===== INPUT RECORDS =====
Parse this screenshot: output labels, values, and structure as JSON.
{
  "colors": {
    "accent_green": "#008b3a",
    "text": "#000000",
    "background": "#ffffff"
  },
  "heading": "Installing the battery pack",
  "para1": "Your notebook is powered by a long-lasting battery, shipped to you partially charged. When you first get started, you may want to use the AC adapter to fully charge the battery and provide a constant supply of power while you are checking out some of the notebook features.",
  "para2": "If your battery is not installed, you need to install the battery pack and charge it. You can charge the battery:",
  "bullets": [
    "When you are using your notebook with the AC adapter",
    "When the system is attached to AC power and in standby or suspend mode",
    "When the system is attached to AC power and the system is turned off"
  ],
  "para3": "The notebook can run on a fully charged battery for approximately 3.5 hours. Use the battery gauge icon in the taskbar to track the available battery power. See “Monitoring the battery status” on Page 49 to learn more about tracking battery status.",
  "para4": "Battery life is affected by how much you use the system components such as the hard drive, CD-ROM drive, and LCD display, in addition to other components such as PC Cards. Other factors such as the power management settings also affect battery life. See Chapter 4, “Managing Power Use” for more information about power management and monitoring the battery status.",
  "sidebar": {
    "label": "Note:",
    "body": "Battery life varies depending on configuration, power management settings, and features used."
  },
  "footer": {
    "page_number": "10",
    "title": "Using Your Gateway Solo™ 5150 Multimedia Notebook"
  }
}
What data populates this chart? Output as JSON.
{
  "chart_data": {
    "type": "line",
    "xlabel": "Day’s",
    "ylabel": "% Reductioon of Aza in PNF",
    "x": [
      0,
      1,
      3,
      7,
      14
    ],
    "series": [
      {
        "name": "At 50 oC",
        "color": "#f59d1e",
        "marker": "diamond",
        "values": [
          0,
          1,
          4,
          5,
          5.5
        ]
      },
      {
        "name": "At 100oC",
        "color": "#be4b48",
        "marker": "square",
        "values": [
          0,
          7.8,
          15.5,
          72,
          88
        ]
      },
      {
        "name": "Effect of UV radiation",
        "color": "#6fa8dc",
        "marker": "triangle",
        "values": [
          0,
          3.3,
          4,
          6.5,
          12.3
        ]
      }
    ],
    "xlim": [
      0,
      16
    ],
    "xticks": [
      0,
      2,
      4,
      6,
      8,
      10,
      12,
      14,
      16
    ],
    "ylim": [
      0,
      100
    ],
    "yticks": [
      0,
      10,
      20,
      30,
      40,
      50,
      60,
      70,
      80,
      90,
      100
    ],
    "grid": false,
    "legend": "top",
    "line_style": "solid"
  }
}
=====
▸ **WORK TO DO**
Find every line that holds "system" and copy it.

▸ **REPLY**
    "When the system is attached to AC power and in standby or suspend mode",
    "When the system is attached to AC power and the system is turned off"
  "para4": "Battery life is affected by how much you use the system components such as the hard drive, CD-ROM drive, and LCD display, in addition to other components such as PC Cards. Other factors such as the power management settings also affect battery life. See Chapter 4, “Managing Power Use” for more information about power management and monitoring the battery status.",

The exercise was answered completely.